TEXT BLOCK -
= Stephanus of Alexandria =

Byzantine Neo-Platonic philosopher (c. 580–640)

Stephanus of Alexandria (Note: Also Stephanus Alexandrinus, Stephanos Alexandreus, Stephanos of Alexandria, Stephen of Alexandria.) (Στέφανος Αλεξανδρεύς; fl. c. 580 – c. 640) was a Byzantine philosopher and teacher who, besides philosophy in the Neo-Platonic tradition, also wrote on alchemy, astrology and astronomy. He was one of the last exponents of the Alexandrian academic tradition before the Islamic conquest of Egypt.

==Life==
Stephanus studied at Alexandria, probably under Elias. He is often named alongside Elias and David as among the Christians of the school of Olympiodorus. According to John Moschus, he was teaching and writing commentaries in Alexandria in the 580s, where he was involved in the controversy over Monophysitism, apparently taking positions on both sides. John calls him a "sophist and philosopher".

Stored data entries -

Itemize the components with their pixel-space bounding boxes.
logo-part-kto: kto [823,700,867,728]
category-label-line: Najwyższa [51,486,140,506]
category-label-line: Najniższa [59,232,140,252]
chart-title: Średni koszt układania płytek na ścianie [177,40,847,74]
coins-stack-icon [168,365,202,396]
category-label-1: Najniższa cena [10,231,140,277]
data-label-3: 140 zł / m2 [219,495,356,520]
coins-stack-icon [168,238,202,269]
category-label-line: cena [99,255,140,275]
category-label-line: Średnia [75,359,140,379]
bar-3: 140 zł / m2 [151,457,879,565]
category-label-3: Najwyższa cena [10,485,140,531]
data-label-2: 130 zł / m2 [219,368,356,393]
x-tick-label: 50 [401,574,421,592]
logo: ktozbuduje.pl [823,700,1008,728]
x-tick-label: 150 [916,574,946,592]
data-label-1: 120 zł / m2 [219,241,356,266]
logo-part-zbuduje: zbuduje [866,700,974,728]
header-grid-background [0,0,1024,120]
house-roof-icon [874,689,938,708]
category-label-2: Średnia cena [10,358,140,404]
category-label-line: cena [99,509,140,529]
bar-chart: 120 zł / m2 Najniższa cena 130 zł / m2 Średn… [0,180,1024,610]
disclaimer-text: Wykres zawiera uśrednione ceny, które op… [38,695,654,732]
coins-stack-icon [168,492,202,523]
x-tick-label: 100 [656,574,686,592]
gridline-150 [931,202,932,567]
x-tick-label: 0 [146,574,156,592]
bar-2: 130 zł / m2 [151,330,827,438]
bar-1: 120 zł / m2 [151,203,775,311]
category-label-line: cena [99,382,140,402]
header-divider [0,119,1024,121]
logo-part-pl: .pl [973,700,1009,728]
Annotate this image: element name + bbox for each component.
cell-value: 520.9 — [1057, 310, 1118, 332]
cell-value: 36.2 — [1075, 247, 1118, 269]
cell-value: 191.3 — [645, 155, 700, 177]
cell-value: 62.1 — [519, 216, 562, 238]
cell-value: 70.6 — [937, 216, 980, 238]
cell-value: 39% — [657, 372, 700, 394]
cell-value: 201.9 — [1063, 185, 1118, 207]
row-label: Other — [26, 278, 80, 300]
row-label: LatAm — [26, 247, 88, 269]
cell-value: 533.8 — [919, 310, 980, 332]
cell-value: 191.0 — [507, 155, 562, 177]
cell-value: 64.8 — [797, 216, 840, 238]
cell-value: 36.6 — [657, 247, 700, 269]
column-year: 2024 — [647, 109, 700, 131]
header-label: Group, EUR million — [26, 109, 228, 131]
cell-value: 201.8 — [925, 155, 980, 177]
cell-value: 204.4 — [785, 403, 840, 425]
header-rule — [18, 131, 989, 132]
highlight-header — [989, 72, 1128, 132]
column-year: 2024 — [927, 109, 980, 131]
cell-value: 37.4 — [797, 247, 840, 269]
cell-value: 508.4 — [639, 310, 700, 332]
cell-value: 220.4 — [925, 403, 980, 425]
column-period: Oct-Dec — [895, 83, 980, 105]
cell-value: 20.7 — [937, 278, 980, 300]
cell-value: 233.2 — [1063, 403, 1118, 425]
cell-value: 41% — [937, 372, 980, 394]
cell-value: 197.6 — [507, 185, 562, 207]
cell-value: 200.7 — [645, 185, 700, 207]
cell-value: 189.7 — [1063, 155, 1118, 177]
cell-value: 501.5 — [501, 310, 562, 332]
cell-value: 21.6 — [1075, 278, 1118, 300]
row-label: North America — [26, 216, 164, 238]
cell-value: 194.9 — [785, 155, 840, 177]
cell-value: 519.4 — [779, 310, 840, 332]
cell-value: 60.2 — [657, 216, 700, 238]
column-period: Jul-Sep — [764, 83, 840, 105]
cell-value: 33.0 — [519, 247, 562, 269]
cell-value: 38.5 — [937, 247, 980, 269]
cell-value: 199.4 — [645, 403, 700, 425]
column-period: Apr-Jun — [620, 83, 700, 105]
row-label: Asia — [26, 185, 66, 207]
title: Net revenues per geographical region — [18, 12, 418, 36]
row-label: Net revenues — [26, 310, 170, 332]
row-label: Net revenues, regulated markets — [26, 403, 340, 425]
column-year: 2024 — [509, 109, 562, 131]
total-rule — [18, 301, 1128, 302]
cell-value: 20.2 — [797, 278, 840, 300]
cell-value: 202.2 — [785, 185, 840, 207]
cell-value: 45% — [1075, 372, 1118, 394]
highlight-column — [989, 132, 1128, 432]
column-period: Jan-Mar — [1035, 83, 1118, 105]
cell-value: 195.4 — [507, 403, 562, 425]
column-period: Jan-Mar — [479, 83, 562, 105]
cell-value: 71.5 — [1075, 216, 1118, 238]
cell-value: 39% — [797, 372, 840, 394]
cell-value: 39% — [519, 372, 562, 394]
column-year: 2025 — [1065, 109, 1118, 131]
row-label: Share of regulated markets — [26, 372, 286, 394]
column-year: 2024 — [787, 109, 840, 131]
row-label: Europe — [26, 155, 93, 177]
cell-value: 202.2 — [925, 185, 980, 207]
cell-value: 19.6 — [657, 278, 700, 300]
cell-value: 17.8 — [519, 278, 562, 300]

DIRECTIONS - Return the passage of the Stephanus of Alexandria article from "Byzantine Neo-Platonic philosopher" to "conquest of Egypt.", copied word for word. Please rely only on the article about Stephanus of Alexandria and disregard the data.

SOLUTION TO THIS EXERCISE -
Byzantine Neo-Platonic philosopher (c. 580–640)

Stephanus of Alexandria (Note: Also Stephanus Alexandrinus, Stephanos Alexandreus, Stephanos of Alexandria, Stephen of Alexandria.) (Στέφανος Αλεξανδρεύς; fl. c. 580 – c. 640) was a Byzantine philosopher and teacher who, besides philosophy in the Neo-Platonic tradition, also wrote on alchemy, astrology and astronomy. He was one of the last exponents of the Alexandrian academic tradition before the Islamic conquest of Egypt.